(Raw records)
——————————

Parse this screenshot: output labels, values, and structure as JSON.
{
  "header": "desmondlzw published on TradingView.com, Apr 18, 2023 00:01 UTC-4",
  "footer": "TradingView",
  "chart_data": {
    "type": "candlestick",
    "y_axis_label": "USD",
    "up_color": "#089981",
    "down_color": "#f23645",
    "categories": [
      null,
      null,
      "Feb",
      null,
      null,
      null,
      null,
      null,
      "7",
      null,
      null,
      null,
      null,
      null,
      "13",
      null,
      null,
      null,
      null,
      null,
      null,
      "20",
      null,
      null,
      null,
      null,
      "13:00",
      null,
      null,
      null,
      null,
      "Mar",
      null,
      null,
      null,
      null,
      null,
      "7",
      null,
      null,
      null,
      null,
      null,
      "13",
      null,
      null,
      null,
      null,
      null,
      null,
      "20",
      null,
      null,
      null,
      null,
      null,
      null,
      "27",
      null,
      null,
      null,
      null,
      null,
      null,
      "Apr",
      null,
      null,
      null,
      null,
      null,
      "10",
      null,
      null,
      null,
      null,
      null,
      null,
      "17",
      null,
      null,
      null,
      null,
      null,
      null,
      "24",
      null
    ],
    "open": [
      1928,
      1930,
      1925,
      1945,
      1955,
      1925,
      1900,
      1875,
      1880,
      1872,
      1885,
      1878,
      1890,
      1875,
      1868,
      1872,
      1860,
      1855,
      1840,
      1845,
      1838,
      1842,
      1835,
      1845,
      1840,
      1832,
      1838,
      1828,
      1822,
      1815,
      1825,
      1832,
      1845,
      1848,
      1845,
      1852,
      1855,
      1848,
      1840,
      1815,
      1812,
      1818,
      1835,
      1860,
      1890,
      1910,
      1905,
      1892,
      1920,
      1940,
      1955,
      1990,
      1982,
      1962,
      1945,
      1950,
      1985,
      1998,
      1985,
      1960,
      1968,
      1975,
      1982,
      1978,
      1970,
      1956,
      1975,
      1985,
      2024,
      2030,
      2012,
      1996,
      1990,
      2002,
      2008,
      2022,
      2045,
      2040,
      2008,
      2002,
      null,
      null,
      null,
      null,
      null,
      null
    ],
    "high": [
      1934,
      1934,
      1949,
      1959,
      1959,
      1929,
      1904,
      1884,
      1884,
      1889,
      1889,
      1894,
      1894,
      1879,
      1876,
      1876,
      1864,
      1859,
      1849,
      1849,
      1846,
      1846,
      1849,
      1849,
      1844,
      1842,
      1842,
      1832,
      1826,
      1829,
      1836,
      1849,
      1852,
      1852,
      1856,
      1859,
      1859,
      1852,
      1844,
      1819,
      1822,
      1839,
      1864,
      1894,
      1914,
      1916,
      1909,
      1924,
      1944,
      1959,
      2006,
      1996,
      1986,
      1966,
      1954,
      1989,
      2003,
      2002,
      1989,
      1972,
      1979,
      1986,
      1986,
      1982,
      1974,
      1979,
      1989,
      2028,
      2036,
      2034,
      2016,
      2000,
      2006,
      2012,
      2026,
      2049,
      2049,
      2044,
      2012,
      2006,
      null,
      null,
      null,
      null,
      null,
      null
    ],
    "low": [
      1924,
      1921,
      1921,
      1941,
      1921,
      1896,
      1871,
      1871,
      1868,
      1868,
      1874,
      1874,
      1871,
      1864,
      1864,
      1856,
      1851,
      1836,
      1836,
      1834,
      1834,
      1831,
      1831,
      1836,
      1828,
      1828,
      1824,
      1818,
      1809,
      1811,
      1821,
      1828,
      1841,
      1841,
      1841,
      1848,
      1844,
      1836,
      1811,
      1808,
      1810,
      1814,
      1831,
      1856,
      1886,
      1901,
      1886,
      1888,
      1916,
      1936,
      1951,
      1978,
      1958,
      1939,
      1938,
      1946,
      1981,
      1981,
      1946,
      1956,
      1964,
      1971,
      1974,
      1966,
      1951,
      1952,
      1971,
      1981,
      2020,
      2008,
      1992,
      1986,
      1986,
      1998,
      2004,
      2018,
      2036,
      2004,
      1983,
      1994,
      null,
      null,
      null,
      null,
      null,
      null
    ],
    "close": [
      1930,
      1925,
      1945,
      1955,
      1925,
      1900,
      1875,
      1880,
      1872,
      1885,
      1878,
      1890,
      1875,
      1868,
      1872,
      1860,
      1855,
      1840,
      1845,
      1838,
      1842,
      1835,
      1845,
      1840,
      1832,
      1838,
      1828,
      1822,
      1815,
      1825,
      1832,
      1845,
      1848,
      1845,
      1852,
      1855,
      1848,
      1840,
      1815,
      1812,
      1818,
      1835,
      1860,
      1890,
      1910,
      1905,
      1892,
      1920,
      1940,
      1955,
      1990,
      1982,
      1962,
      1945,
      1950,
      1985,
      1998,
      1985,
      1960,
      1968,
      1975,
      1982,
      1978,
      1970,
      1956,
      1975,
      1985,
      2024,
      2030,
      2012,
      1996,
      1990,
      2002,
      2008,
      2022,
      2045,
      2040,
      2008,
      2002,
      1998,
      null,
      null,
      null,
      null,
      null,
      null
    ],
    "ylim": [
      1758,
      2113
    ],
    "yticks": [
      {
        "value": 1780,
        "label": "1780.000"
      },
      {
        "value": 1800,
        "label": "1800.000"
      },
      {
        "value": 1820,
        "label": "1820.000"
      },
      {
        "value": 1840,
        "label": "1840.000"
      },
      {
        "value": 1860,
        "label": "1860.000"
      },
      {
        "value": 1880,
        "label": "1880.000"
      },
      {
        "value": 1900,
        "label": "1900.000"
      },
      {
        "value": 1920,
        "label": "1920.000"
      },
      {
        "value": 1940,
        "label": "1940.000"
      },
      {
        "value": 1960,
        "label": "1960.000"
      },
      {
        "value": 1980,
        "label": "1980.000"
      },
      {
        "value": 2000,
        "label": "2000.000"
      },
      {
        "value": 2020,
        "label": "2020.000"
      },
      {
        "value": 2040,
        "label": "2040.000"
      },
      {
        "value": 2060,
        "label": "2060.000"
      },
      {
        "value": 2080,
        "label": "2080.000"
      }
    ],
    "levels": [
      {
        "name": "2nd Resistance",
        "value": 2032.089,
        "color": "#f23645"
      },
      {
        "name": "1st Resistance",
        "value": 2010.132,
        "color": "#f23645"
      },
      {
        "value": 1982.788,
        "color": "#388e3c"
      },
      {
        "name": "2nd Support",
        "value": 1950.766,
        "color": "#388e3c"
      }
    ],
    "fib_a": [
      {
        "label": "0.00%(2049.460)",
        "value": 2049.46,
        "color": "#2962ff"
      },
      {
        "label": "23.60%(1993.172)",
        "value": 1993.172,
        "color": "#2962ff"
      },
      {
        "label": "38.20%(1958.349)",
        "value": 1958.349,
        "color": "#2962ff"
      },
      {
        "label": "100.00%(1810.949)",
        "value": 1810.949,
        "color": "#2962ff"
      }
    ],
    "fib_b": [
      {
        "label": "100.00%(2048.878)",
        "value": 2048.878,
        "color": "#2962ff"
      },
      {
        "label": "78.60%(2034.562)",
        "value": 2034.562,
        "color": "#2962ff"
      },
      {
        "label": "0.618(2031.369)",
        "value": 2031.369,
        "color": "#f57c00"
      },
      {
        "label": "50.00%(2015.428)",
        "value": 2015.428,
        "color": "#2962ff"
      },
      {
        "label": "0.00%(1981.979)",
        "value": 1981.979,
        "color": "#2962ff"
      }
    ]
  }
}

——————————

Retype the material in full. Each word must match.

Parse this screenshot: output labels, values, and structure as JSON.
{
  "header": "desmondlzw published on TradingView.com, Apr 18, 2023 00:01 UTC-4",
  "footer": "TradingView",
  "chart_data": {
    "type": "candlestick",
    "y_axis_label": "USD",
    "up_color": "#089981",
    "down_color": "#f23645",
    "categories": [
      null,
      null,
      "Feb",
      null,
      null,
      null,
      null,
      null,
      "7",
      null,
      null,
      null,
      null,
      null,
      "13",
      null,
      null,
      null,
      null,
      null,
      null,
      "20",
      null,
      null,
      null,
      null,
      "13:00",
      null,
      null,
      null,
      null,
      "Mar",
      null,
      null,
      null,
      null,
      null,
      "7",
      null,
      null,
      null,
      null,
      null,
      "13",
      null,
      null,
      null,
      null,
      null,
      null,
      "20",
      null,
      null,
      null,
      null,
      null,
      null,
      "27",
      null,
      null,
      null,
      null,
      null,
      null,
      "Apr",
      null,
      null,
      null,
      null,
      null,
      "10",
      null,
      null,
      null,
      null,
      null,
      null,
      "17",
      null,
      null,
      null,
      null,
      null,
      null,
      "24",
      null
    ],
    "open": [
      1928,
      1930,
      1925,
      1945,
      1955,
      1925,
      1900,
      1875,
      1880,
      1872,
      1885,
      1878,
      1890,
      1875,
      1868,
      1872,
      1860,
      1855,
      1840,
      1845,
      1838,
      1842,
      1835,
      1845,
      1840,
      1832,
      1838,
      1828,
      1822,
      1815,
      1825,
      1832,
      1845,
      1848,
      1845,
      1852,
      1855,
      1848,
      1840,
      1815,
      1812,
      1818,
      1835,
      1860,
      1890,
      1910,
      1905,
      1892,
      1920,
      1940,
      1955,
      1990,
      1982,
      1962,
      1945,
      1950,
      1985,
      1998,
      1985,
      1960,
      1968,
      1975,
      1982,
      1978,
      1970,
      1956,
      1975,
      1985,
      2024,
      2030,
      2012,
      1996,
      1990,
      2002,
      2008,
      2022,
      2045,
      2040,
      2008,
      2002,
      null,
      null,
      null,
      null,
      null,
      null
    ],
    "high": [
      1934,
      1934,
      1949,
      1959,
      1959,
      1929,
      1904,
      1884,
      1884,
      1889,
      1889,
      1894,
      1894,
      1879,
      1876,
      1876,
      1864,
      1859,
      1849,
      1849,
      1846,
      1846,
      1849,
      1849,
      1844,
      1842,
      1842,
      1832,
      1826,
      1829,
      1836,
      1849,
      1852,
      1852,
      1856,
      1859,
      1859,
      1852,
      1844,
      1819,
      1822,
      1839,
      1864,
      1894,
      1914,
      1916,
      1909,
      1924,
      1944,
      1959,
      2006,
      1996,
      1986,
      1966,
      1954,
      1989,
      2003,
      2002,
      1989,
      1972,
      1979,
      1986,
      1986,
      1982,
      1974,
      1979,
      1989,
      2028,
      2036,
      2034,
      2016,
      2000,
      2006,
      2012,
      2026,
      2049,
      2049,
      2044,
      2012,
      2006,
      null,
      null,
      null,
      null,
      null,
      null
    ],
    "low": [
      1924,
      1921,
      1921,
      1941,
      1921,
      1896,
      1871,
      1871,
      1868,
      1868,
      1874,
      1874,
      1871,
      1864,
      1864,
      1856,
      1851,
      1836,
      1836,
      1834,
      1834,
      1831,
      1831,
      1836,
      1828,
      1828,
      1824,
      1818,
      1809,
      1811,
      1821,
      1828,
      1841,
      1841,
      1841,
      1848,
      1844,
      1836,
      1811,
      1808,
      1810,
      1814,
      1831,
      1856,
      1886,
      1901,
      1886,
      1888,
      1916,
      1936,
      1951,
      1978,
      1958,
      1939,
      1938,
      1946,
      1981,
      1981,
      1946,
      1956,
      1964,
      1971,
      1974,
      1966,
      1951,
      1952,
      1971,
      1981,
      2020,
      2008,
      1992,
      1986,
      1986,
      1998,
      2004,
      2018,
      2036,
      2004,
      1983,
      1994,
      null,
      null,
      null,
      null,
      null,
      null
    ],
    "close": [
      1930,
      1925,
      1945,
      1955,
      1925,
      1900,
      1875,
      1880,
      1872,
      1885,
      1878,
      1890,
      1875,
      1868,
      1872,
      1860,
      1855,
      1840,
      1845,
      1838,
      1842,
      1835,
      1845,
      1840,
      1832,
      1838,
      1828,
      1822,
      1815,
      1825,
      1832,
      1845,
      1848,
      1845,
      1852,
      1855,
      1848,
      1840,
      1815,
      1812,
      1818,
      1835,
      1860,
      1890,
      1910,
      1905,
      1892,
      1920,
      1940,
      1955,
      1990,
      1982,
      1962,
      1945,
      1950,
      1985,
      1998,
      1985,
      1960,
      1968,
      1975,
      1982,
      1978,
      1970,
      1956,
      1975,
      1985,
      2024,
      2030,
      2012,
      1996,
      1990,
      2002,
      2008,
      2022,
      2045,
      2040,
      2008,
      2002,
      1998,
      null,
      null,
      null,
      null,
      null,
      null
    ],
    "ylim": [
      1758,
      2113
    ],
    "yticks": [
      {
        "value": 1780,
        "label": "1780.000"
      },
      {
        "value": 1800,
        "label": "1800.000"
      },
      {
        "value": 1820,
        "label": "1820.000"
      },
      {
        "value": 1840,
        "label": "1840.000"
      },
      {
        "value": 1860,
        "label": "1860.000"
      },
      {
        "value": 1880,
        "label": "1880.000"
      },
      {
        "value": 1900,
        "label": "1900.000"
      },
      {
        "value": 1920,
        "label": "1920.000"
      },
      {
        "value": 1940,
        "label": "1940.000"
      },
      {
        "value": 1960,
        "label": "1960.000"
      },
      {
        "value": 1980,
        "label": "1980.000"
      },
      {
        "value": 2000,
        "label": "2000.000"
      },
      {
        "value": 2020,
        "label": "2020.000"
      },
      {
        "value": 2040,
        "label": "2040.000"
      },
      {
        "value": 2060,
        "label": "2060.000"
      },
      {
        "value": 2080,
        "label": "2080.000"
      }
    ],
    "levels": [
      {
        "name": "2nd Resistance",
        "value": 2032.089,
        "color": "#f23645"
      },
      {
        "name": "1st Resistance",
        "value": 2010.132,
        "color": "#f23645"
      },
      {
        "value": 1982.788,
        "color": "#388e3c"
      },
      {
        "name": "2nd Support",
        "value": 1950.766,
        "color": "#388e3c"
      }
    ],
    "fib_a": [
      {
        "label": "0.00%(2049.460)",
        "value": 2049.46,
        "color": "#2962ff"
      },
      {
        "label": "23.60%(1993.172)",
        "value": 1993.172,
        "color": "#2962ff"
      },
      {
        "label": "38.20%(1958.349)",
        "value": 1958.349,
        "color": "#2962ff"
      },
      {
        "label": "100.00%(1810.949)",
        "value": 1810.949,
        "color": "#2962ff"
      }
    ],
    "fib_b": [
      {
        "label": "100.00%(2048.878)",
        "value": 2048.878,
        "color": "#2962ff"
      },
      {
        "label": "78.60%(2034.562)",
        "value": 2034.562,
        "color": "#2962ff"
      },
      {
        "label": "0.618(2031.369)",
        "value": 2031.369,
        "color": "#f57c00"
      },
      {
        "label": "50.00%(2015.428)",
        "value": 2015.428,
        "color": "#2962ff"
      },
      {
        "label": "0.00%(1981.979)",
        "value": 1981.979,
        "color": "#2962ff"
      }
    ]
  }
}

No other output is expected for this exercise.